▸ **Exercise inputs**
· · ·

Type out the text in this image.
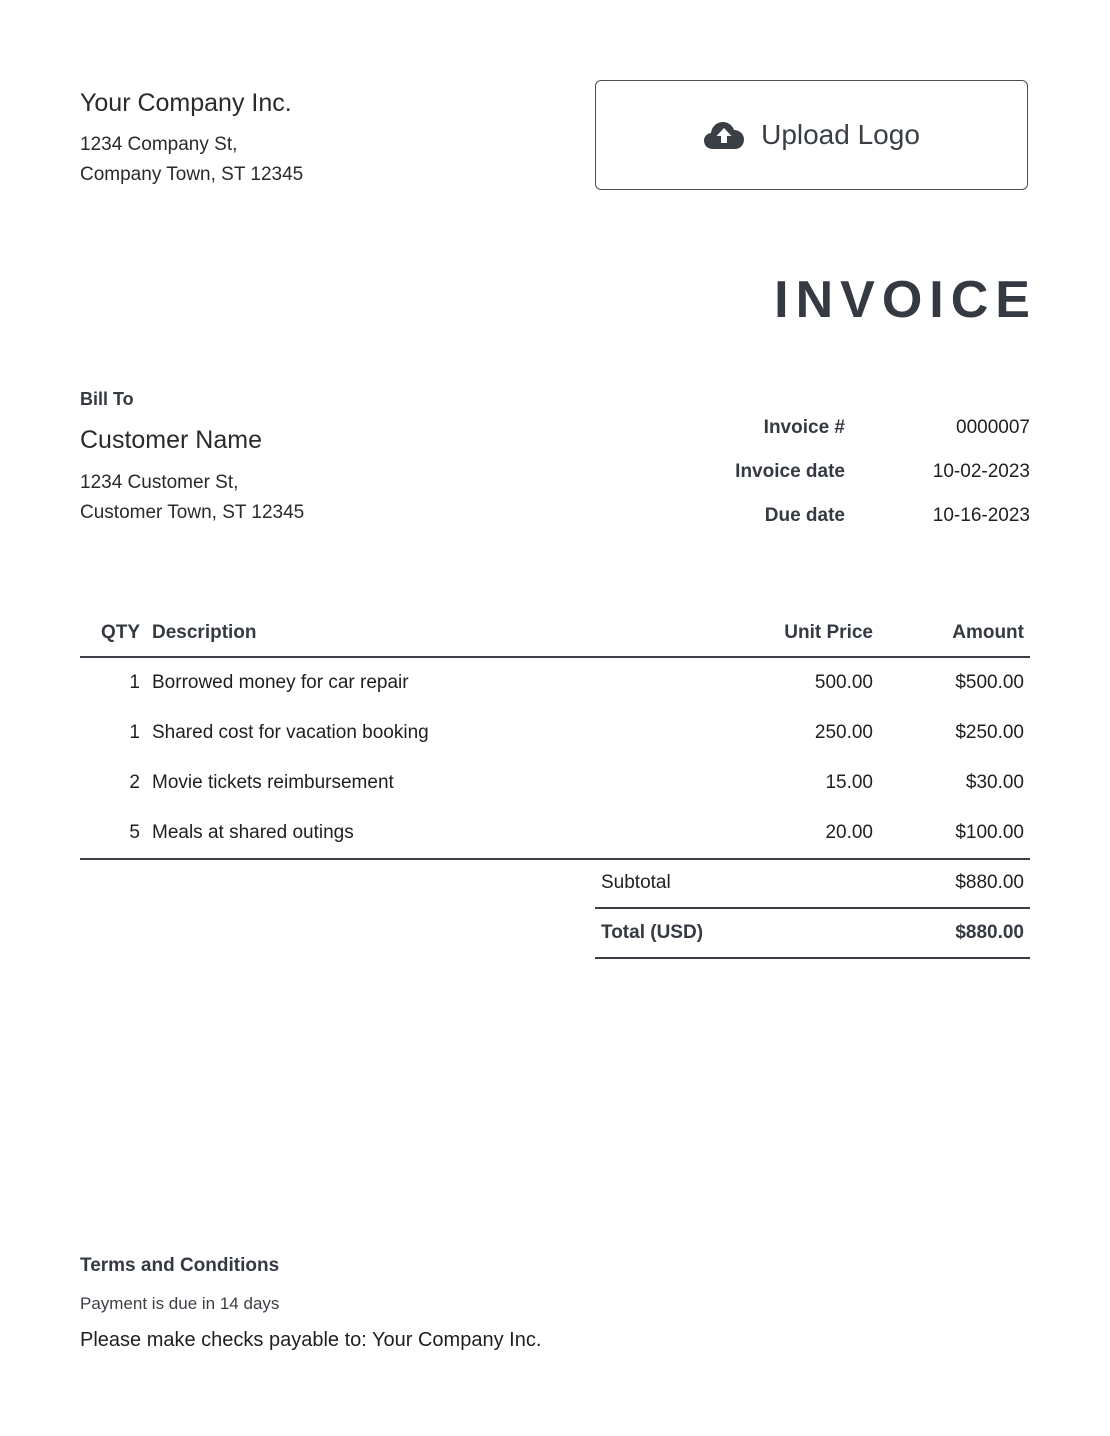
Your Company Inc.
1234 Company St,
Company Town, ST 12345
Upload Logo
INVOICE
Bill To
Customer Name
1234 Customer St,
Customer Town, ST 12345
Invoice #	0000007
Invoice date	10-02-2023
Due date	10-16-2023
QTY	Description	Unit Price	Amount
1	Borrowed money for car repair	500.00	$500.00
1	Shared cost for vacation booking	250.00	$250.00
2	Movie tickets reimbursement	15.00	$30.00
5	Meals at shared outings	20.00	$100.00
Subtotal	$880.00
Total (USD)	$880.00
Terms and Conditions
Payment is due in 14 days
Please make checks payable to: Your Company Inc.
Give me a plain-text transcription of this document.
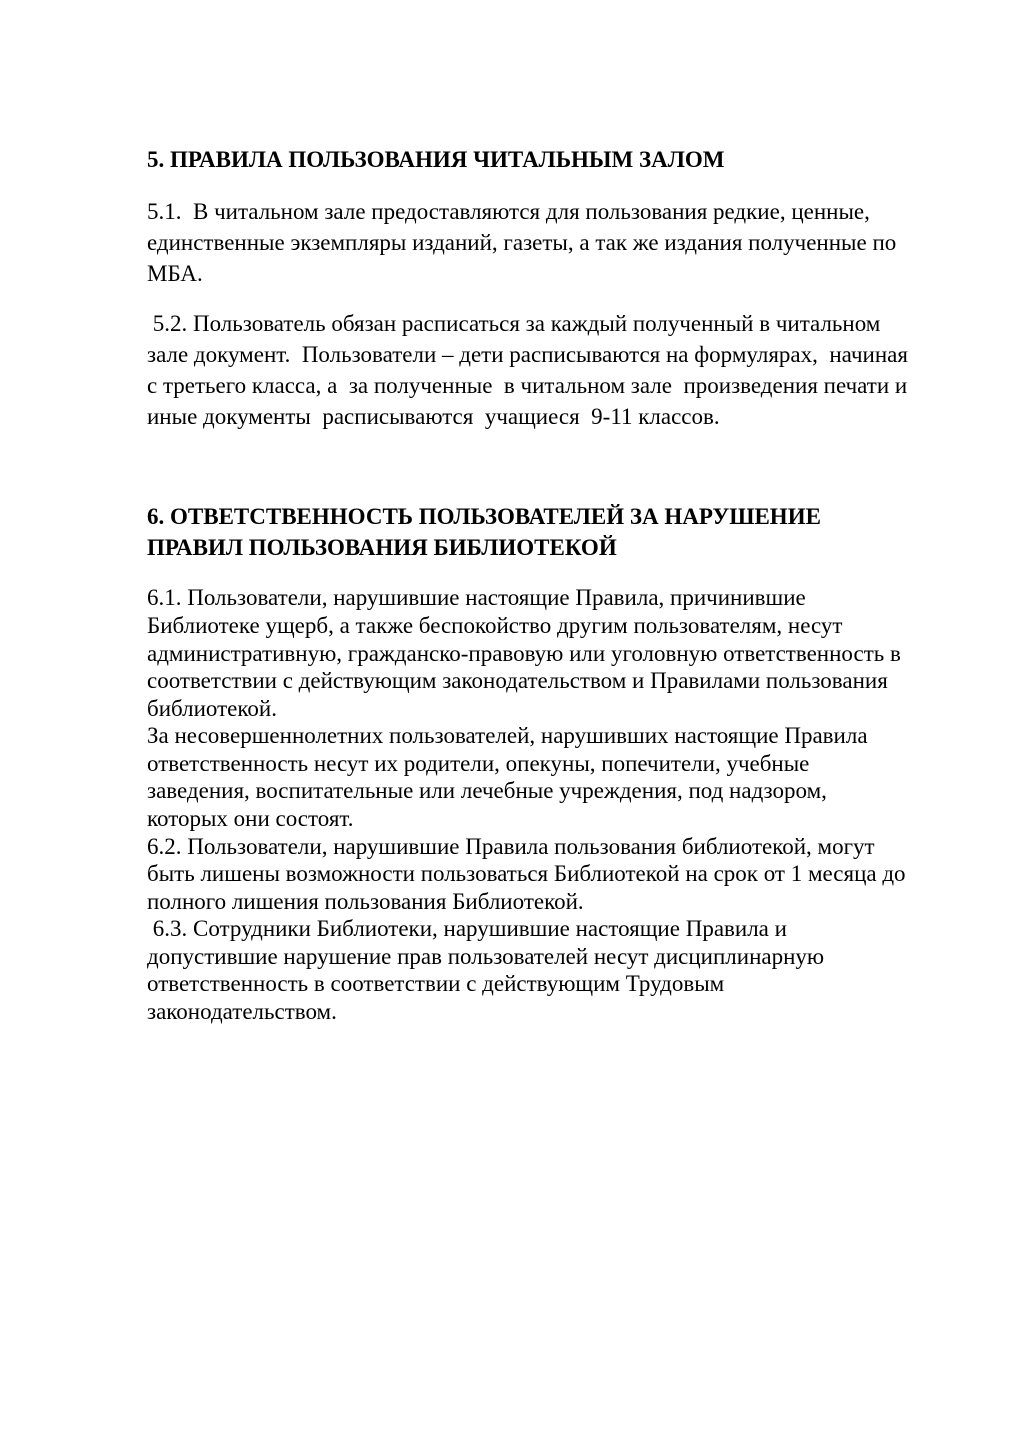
5. ПРАВИЛА ПОЛЬЗОВАНИЯ ЧИТАЛЬНЫМ ЗАЛОМ

5.1.  В читальном зале предоставляются для пользования редкие, ценные,

единственные экземпляры изданий, газеты, а так же издания полученные по

МБА.

5.2. Пользователь обязан расписаться за каждый полученный в читальном

зале документ.  Пользователи – дети расписываются на формулярах,  начиная

с третьего класса, а  за полученные  в читальном зале  произведения печати и

иные документы  расписываются  учащиеся  9-11 классов.

6. ОТВЕТСТВЕННОСТЬ ПОЛЬЗОВАТЕЛЕЙ ЗА НАРУШЕНИЕ

ПРАВИЛ ПОЛЬЗОВАНИЯ БИБЛИОТЕКОЙ

6.1. Пользователи, нарушившие настоящие Правила, причинившие

Библиотеке ущерб, а также беспокойство другим пользователям, несут

административную, гражданско-правовую или уголовную ответственность в

соответствии с действующим законодательством и Правилами пользования

библиотекой.

За несовершеннолетних пользователей, нарушивших настоящие Правила

ответственность несут их родители, опекуны, попечители, учебные

заведения, воспитательные или лечебные учреждения, под надзором,

которых они состоят.

6.2. Пользователи, нарушившие Правила пользования библиотекой, могут

быть лишены возможности пользоваться Библиотекой на срок от 1 месяца до

полного лишения пользования Библиотекой.

6.3. Сотрудники Библиотеки, нарушившие настоящие Правила и

допустившие нарушение прав пользователей несут дисциплинарную

ответственность в соответствии с действующим Трудовым

законодательством.
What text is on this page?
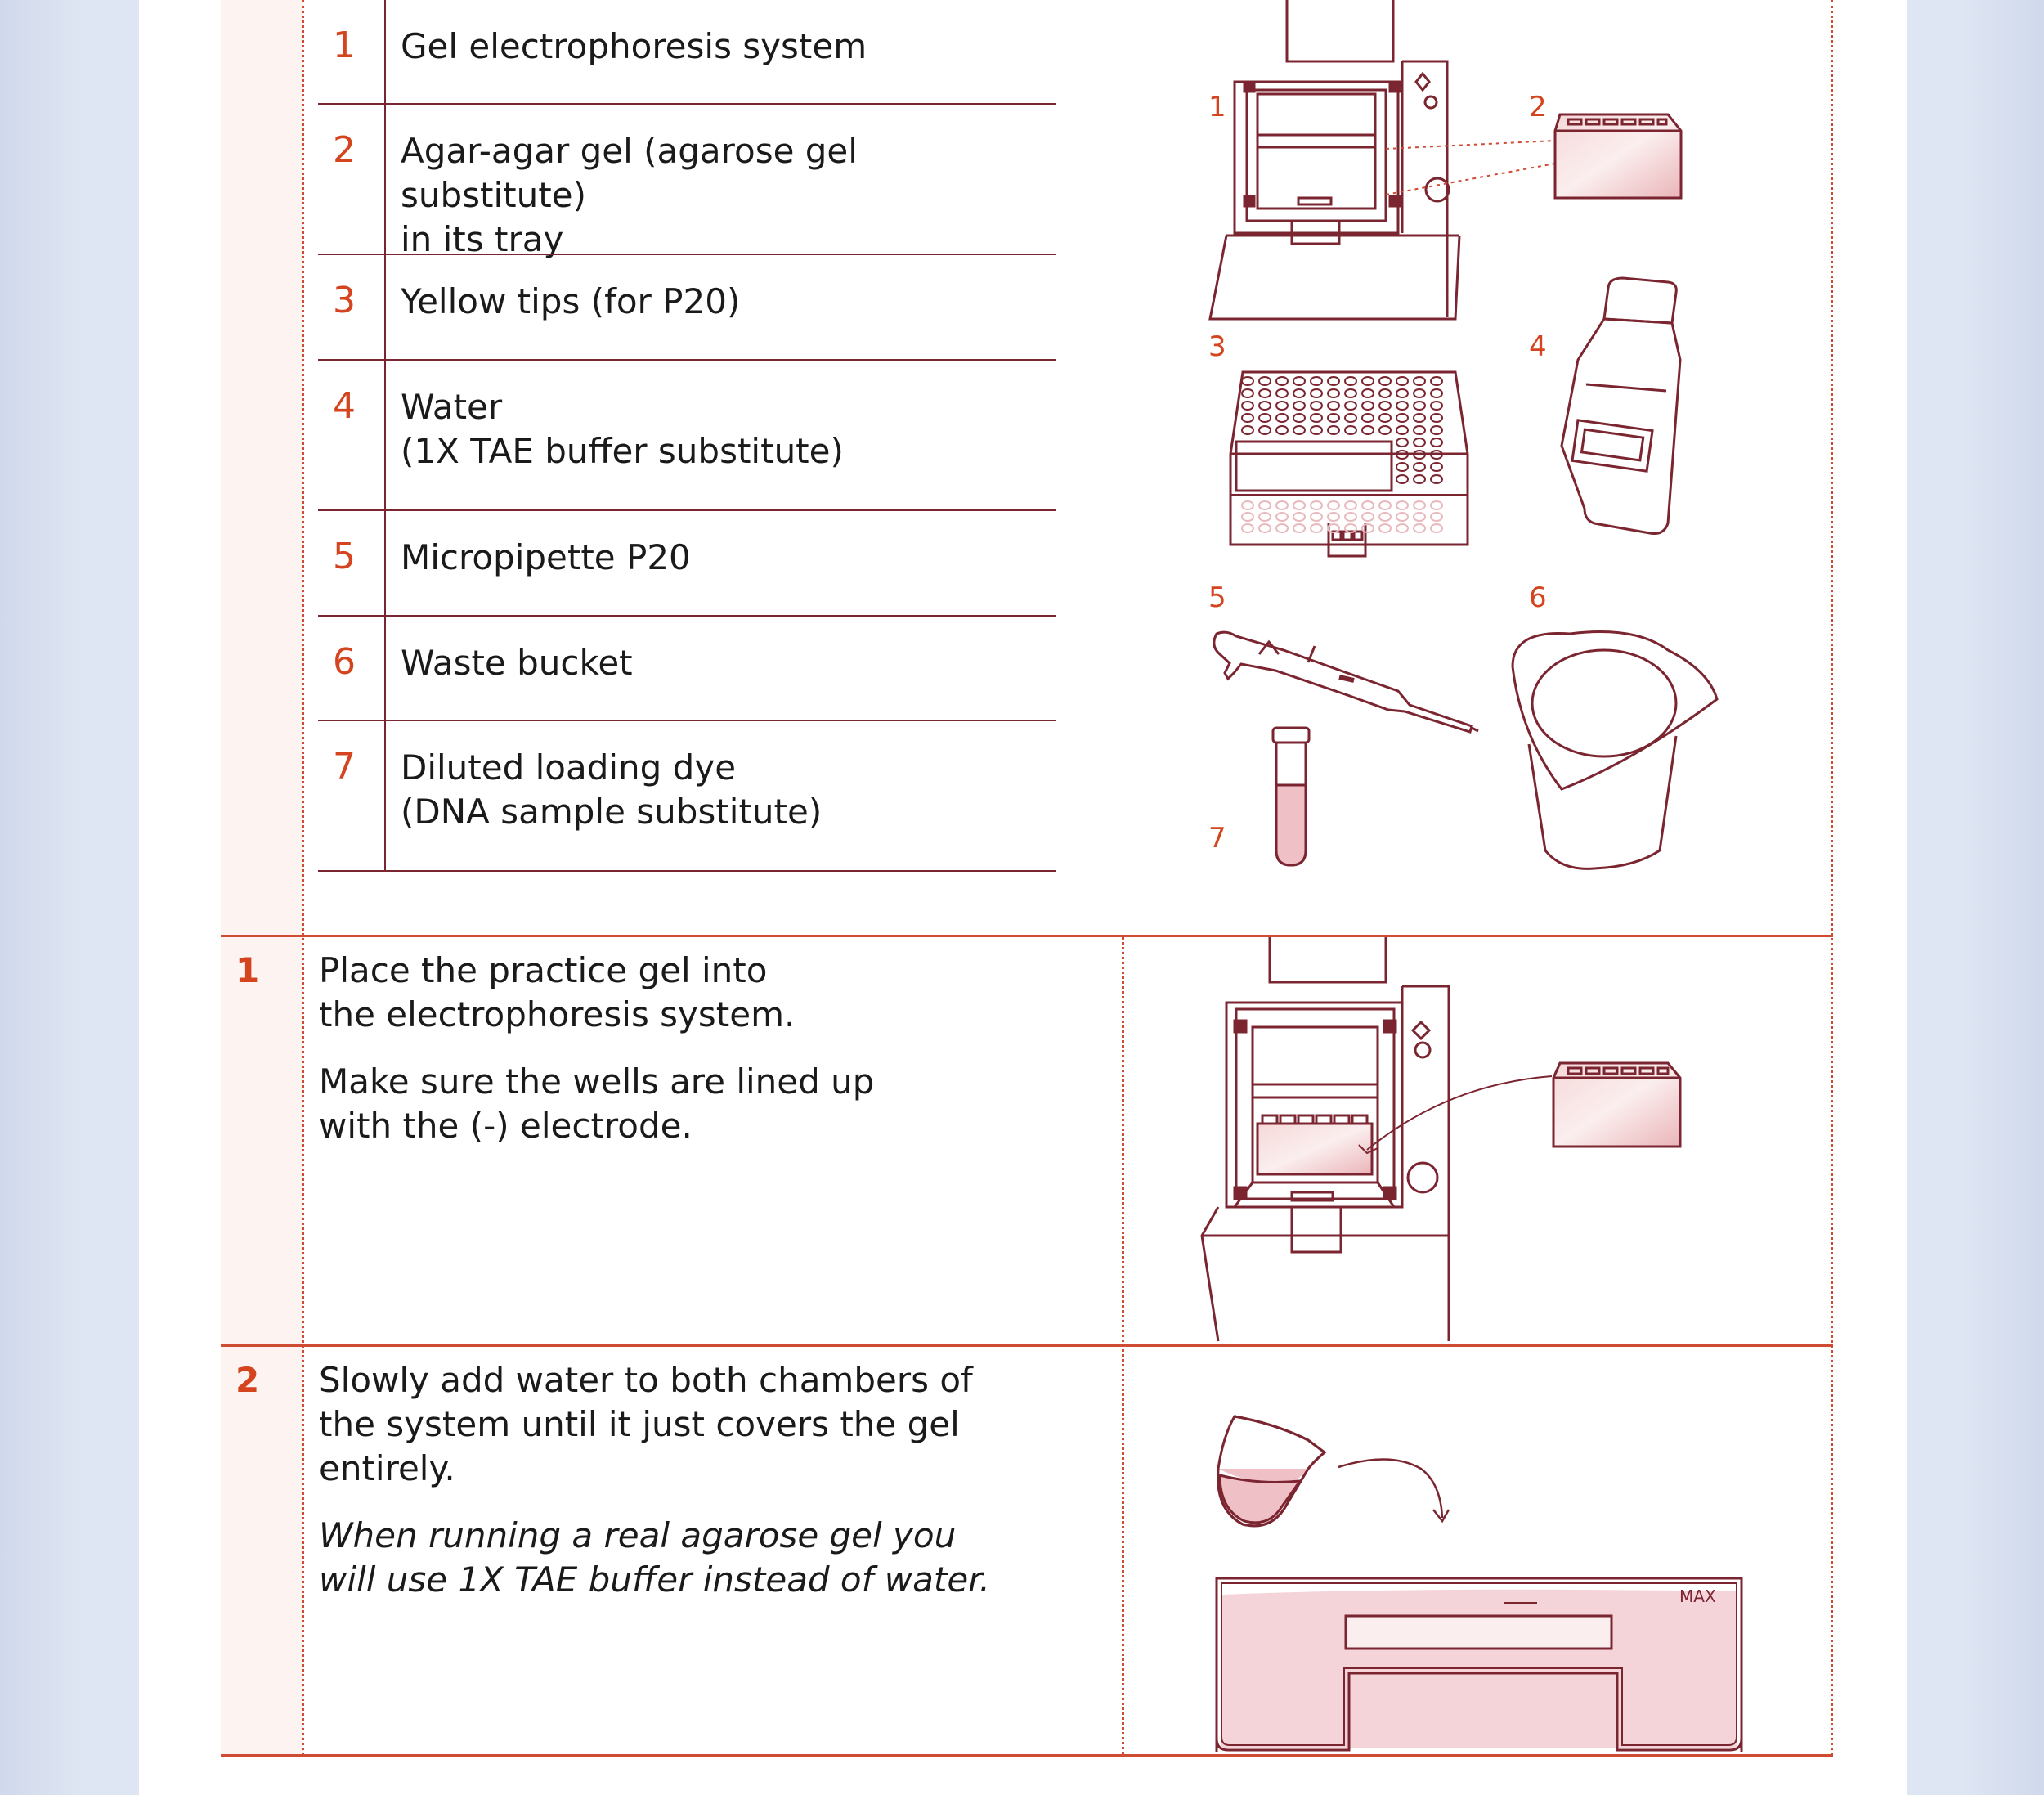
1	Gel electrophoresis system
2	Agar-agar gel (agarose gel substitute)
in its tray
3	Yellow tips (for P20)
4	Water
(1X TAE buffer substitute)
5	Micropipette P20
6	Waste bucket
7	Diluted loading dye
(DNA sample substitute)
1	2
3	4
5	6
7
1 Place the practice gel into the electrophoresis system.

Make sure the wells are lined up with the (-) electrode.

2 Slowly add water to both chambers of the system until it just covers the gel entirely.

When running a real agarose gel you will use 1X TAE buffer instead of water.	MAX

· · ·

▸ **Exercise objective**
Each entry above is to be written out again unchanged, apart from the pictures, which are left out.

▸ **In response**
Type out the text in this image.
Your Company Inc.
1234 Company St,
Company Town, ST 12345
Upload Logo
INVOICE
Bill To
Customer Name
1234 Customer St,
Customer Town, ST 12345
Invoice #	0000007
Invoice date	10-02-2023
Due date	10-16-2023
QTY	Description	Unit Price	Amount
1	Borrowed money for car repair	500.00	$500.00
1	Shared cost for vacation booking	250.00	$250.00
2	Movie tickets reimbursement	15.00	$30.00
5	Meals at shared outings	20.00	$100.00
Subtotal	$880.00
Total (USD)	$880.00
Terms and Conditions
Payment is due in 14 days
Please make checks payable to: Your Company Inc.
Give me a plain-text transcription of this document.
5. ПРАВИЛА ПОЛЬЗОВАНИЯ ЧИТАЛЬНЫМ ЗАЛОМ

5.1.  В читальном зале предоставляются для пользования редкие, ценные,

единственные экземпляры изданий, газеты, а так же издания полученные по

МБА.

5.2. Пользователь обязан расписаться за каждый полученный в читальном

зале документ.  Пользователи – дети расписываются на формулярах,  начиная

с третьего класса, а  за полученные  в читальном зале  произведения печати и

иные документы  расписываются  учащиеся  9-11 классов.

6. ОТВЕТСТВЕННОСТЬ ПОЛЬЗОВАТЕЛЕЙ ЗА НАРУШЕНИЕ

ПРАВИЛ ПОЛЬЗОВАНИЯ БИБЛИОТЕКОЙ

6.1. Пользователи, нарушившие настоящие Правила, причинившие

Библиотеке ущерб, а также беспокойство другим пользователям, несут

административную, гражданско-правовую или уголовную ответственность в

соответствии с действующим законодательством и Правилами пользования

библиотекой.

За несовершеннолетних пользователей, нарушивших настоящие Правила

ответственность несут их родители, опекуны, попечители, учебные

заведения, воспитательные или лечебные учреждения, под надзором,

которых они состоят.

6.2. Пользователи, нарушившие Правила пользования библиотекой, могут

быть лишены возможности пользоваться Библиотекой на срок от 1 месяца до

полного лишения пользования Библиотекой.

6.3. Сотрудники Библиотеки, нарушившие настоящие Правила и

допустившие нарушение прав пользователей несут дисциплинарную

ответственность в соответствии с действующим Трудовым

законодательством.
What text is on this page?
1	Gel electrophoresis system
2	Agar-agar gel (agarose gel substitute)
in its tray
3	Yellow tips (for P20)
4	Water
(1X TAE buffer substitute)
5	Micropipette P20
6	Waste bucket
7	Diluted loading dye
(DNA sample substitute)
1	2
3	4
5	6
7
1 Place the practice gel into the electrophoresis system.

Make sure the wells are lined up with the (-) electrode.

2 Slowly add water to both chambers of the system until it just covers the gel entirely.

When running a real agarose gel you will use 1X TAE buffer instead of water.	MAX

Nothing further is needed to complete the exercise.